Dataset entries
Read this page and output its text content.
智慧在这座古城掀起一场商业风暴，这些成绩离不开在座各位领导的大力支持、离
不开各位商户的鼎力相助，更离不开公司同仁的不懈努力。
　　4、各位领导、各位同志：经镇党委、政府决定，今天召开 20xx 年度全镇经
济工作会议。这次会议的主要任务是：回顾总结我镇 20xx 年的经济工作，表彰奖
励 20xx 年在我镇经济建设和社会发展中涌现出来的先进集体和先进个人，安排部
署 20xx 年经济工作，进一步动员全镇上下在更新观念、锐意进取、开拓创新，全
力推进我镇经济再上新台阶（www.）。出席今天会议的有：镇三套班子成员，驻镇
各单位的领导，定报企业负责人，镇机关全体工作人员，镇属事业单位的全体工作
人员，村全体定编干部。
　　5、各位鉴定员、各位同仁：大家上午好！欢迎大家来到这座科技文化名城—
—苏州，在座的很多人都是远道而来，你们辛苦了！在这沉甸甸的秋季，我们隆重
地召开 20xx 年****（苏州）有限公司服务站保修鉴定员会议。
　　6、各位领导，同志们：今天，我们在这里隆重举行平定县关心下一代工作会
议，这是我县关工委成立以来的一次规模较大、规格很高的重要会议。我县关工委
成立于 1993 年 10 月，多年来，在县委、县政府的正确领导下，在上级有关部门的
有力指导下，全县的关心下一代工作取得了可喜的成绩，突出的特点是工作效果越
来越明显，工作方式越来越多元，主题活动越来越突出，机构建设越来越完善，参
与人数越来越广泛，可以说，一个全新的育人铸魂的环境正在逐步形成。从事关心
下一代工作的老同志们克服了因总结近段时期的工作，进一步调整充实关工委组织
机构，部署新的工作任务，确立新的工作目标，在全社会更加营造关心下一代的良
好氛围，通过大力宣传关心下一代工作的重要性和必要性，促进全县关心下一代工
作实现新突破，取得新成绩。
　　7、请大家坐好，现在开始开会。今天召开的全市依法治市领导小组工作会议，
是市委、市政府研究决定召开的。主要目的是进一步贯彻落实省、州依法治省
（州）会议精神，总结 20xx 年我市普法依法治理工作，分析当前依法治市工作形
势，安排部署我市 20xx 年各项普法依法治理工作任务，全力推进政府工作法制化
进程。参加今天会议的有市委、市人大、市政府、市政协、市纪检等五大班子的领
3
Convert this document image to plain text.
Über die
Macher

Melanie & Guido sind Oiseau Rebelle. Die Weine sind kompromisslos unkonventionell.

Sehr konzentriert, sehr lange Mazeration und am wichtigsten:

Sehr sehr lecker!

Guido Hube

■ Set problem
Give every line of the material again, exactly as it reads.

■ Correct result
Read this page and output its text content.
智慧在这座古城掀起一场商业风暴，这些成绩离不开在座各位领导的大力支持、离
不开各位商户的鼎力相助，更离不开公司同仁的不懈努力。
　　4、各位领导、各位同志：经镇党委、政府决定，今天召开 20xx 年度全镇经
济工作会议。这次会议的主要任务是：回顾总结我镇 20xx 年的经济工作，表彰奖
励 20xx 年在我镇经济建设和社会发展中涌现出来的先进集体和先进个人，安排部
署 20xx 年经济工作，进一步动员全镇上下在更新观念、锐意进取、开拓创新，全
力推进我镇经济再上新台阶（www.）。出席今天会议的有：镇三套班子成员，驻镇
各单位的领导，定报企业负责人，镇机关全体工作人员，镇属事业单位的全体工作
人员，村全体定编干部。
　　5、各位鉴定员、各位同仁：大家上午好！欢迎大家来到这座科技文化名城—
—苏州，在座的很多人都是远道而来，你们辛苦了！在这沉甸甸的秋季，我们隆重
地召开 20xx 年****（苏州）有限公司服务站保修鉴定员会议。
　　6、各位领导，同志们：今天，我们在这里隆重举行平定县关心下一代工作会
议，这是我县关工委成立以来的一次规模较大、规格很高的重要会议。我县关工委
成立于 1993 年 10 月，多年来，在县委、县政府的正确领导下，在上级有关部门的
有力指导下，全县的关心下一代工作取得了可喜的成绩，突出的特点是工作效果越
来越明显，工作方式越来越多元，主题活动越来越突出，机构建设越来越完善，参
与人数越来越广泛，可以说，一个全新的育人铸魂的环境正在逐步形成。从事关心
下一代工作的老同志们克服了因总结近段时期的工作，进一步调整充实关工委组织
机构，部署新的工作任务，确立新的工作目标，在全社会更加营造关心下一代的良
好氛围，通过大力宣传关心下一代工作的重要性和必要性，促进全县关心下一代工
作实现新突破，取得新成绩。
　　7、请大家坐好，现在开始开会。今天召开的全市依法治市领导小组工作会议，
是市委、市政府研究决定召开的。主要目的是进一步贯彻落实省、州依法治省
（州）会议精神，总结 20xx 年我市普法依法治理工作，分析当前依法治市工作形
势，安排部署我市 20xx 年各项普法依法治理工作任务，全力推进政府工作法制化
进程。参加今天会议的有市委、市人大、市政府、市政协、市纪检等五大班子的领
3
Convert this document image to plain text.
Über die
Macher

Melanie & Guido sind Oiseau Rebelle. Die Weine sind kompromisslos unkonventionell.

Sehr konzentriert, sehr lange Mazeration und am wichtigsten:

Sehr sehr lecker!

Guido Hube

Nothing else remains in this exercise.